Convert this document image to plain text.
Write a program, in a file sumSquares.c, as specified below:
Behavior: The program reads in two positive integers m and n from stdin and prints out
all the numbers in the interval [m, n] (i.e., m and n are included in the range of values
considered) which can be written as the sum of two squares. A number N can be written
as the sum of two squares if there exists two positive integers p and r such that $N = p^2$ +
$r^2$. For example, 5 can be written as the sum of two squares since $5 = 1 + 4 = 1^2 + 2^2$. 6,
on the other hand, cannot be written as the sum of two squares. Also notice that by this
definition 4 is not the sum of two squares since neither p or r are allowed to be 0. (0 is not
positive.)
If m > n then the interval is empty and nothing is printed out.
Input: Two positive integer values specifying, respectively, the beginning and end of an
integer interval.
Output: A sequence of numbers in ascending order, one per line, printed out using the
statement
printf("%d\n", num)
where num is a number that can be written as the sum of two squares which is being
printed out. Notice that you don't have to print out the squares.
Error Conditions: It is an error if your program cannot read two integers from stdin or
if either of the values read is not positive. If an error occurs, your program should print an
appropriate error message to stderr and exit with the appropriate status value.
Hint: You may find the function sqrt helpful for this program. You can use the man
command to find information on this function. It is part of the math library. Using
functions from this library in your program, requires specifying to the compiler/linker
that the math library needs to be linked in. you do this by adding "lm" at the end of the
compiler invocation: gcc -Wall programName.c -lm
# # #
WHAT IS ASKED | Set every line of the listing down word for word.

ANSWER FOR THIS EXERCISE |
Convert this document image to plain text.
Write a program, in a file sumSquares.c, as specified below:
Behavior: The program reads in two positive integers m and n from stdin and prints out
all the numbers in the interval [m, n] (i.e., m and n are included in the range of values
considered) which can be written as the sum of two squares. A number N can be written
as the sum of two squares if there exists two positive integers p and r such that $N = p^2$ +
$r^2$. For example, 5 can be written as the sum of two squares since $5 = 1 + 4 = 1^2 + 2^2$. 6,
on the other hand, cannot be written as the sum of two squares. Also notice that by this
definition 4 is not the sum of two squares since neither p or r are allowed to be 0. (0 is not
positive.)
If m > n then the interval is empty and nothing is printed out.
Input: Two positive integer values specifying, respectively, the beginning and end of an
integer interval.
Output: A sequence of numbers in ascending order, one per line, printed out using the
statement
printf("%d\n", num)
where num is a number that can be written as the sum of two squares which is being
printed out. Notice that you don't have to print out the squares.
Error Conditions: It is an error if your program cannot read two integers from stdin or
if either of the values read is not positive. If an error occurs, your program should print an
appropriate error message to stderr and exit with the appropriate status value.
Hint: You may find the function sqrt helpful for this program. You can use the man
command to find information on this function. It is part of the math library. Using
functions from this library in your program, requires specifying to the compiler/linker
that the math library needs to be linked in. you do this by adding "lm" at the end of the
compiler invocation: gcc -Wall programName.c -lm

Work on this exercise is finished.